## Provided records

(begin)

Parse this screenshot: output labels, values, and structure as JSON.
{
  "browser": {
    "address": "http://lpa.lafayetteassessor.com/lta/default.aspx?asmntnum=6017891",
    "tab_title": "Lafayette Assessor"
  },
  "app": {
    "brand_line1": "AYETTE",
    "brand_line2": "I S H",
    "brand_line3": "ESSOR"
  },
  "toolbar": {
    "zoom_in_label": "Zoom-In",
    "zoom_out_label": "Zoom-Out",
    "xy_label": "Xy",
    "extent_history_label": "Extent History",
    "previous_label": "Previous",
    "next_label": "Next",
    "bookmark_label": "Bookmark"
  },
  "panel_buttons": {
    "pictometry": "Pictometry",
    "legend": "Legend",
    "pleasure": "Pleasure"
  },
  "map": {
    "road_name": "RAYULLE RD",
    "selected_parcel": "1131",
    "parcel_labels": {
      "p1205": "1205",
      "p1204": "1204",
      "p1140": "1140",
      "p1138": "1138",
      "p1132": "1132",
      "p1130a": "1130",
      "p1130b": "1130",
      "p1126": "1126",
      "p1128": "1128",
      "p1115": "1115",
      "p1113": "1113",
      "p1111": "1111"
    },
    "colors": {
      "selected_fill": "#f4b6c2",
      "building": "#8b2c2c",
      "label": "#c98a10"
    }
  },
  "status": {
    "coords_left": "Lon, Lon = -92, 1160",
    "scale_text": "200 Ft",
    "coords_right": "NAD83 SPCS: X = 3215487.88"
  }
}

(end)

## Task requirements
Please output the entire listing exactly as it stands.

## Final result
Parse this screenshot: output labels, values, and structure as JSON.
{
  "browser": {
    "address": "http://lpa.lafayetteassessor.com/lta/default.aspx?asmntnum=6017891",
    "tab_title": "Lafayette Assessor"
  },
  "app": {
    "brand_line1": "AYETTE",
    "brand_line2": "I S H",
    "brand_line3": "ESSOR"
  },
  "toolbar": {
    "zoom_in_label": "Zoom-In",
    "zoom_out_label": "Zoom-Out",
    "xy_label": "Xy",
    "extent_history_label": "Extent History",
    "previous_label": "Previous",
    "next_label": "Next",
    "bookmark_label": "Bookmark"
  },
  "panel_buttons": {
    "pictometry": "Pictometry",
    "legend": "Legend",
    "pleasure": "Pleasure"
  },
  "map": {
    "road_name": "RAYULLE RD",
    "selected_parcel": "1131",
    "parcel_labels": {
      "p1205": "1205",
      "p1204": "1204",
      "p1140": "1140",
      "p1138": "1138",
      "p1132": "1132",
      "p1130a": "1130",
      "p1130b": "1130",
      "p1126": "1126",
      "p1128": "1128",
      "p1115": "1115",
      "p1113": "1113",
      "p1111": "1111"
    },
    "colors": {
      "selected_fill": "#f4b6c2",
      "building": "#8b2c2c",
      "label": "#c98a10"
    }
  },
  "status": {
    "coords_left": "Lon, Lon = -92, 1160",
    "scale_text": "200 Ft",
    "coords_right": "NAD83 SPCS: X = 3215487.88"
  }
}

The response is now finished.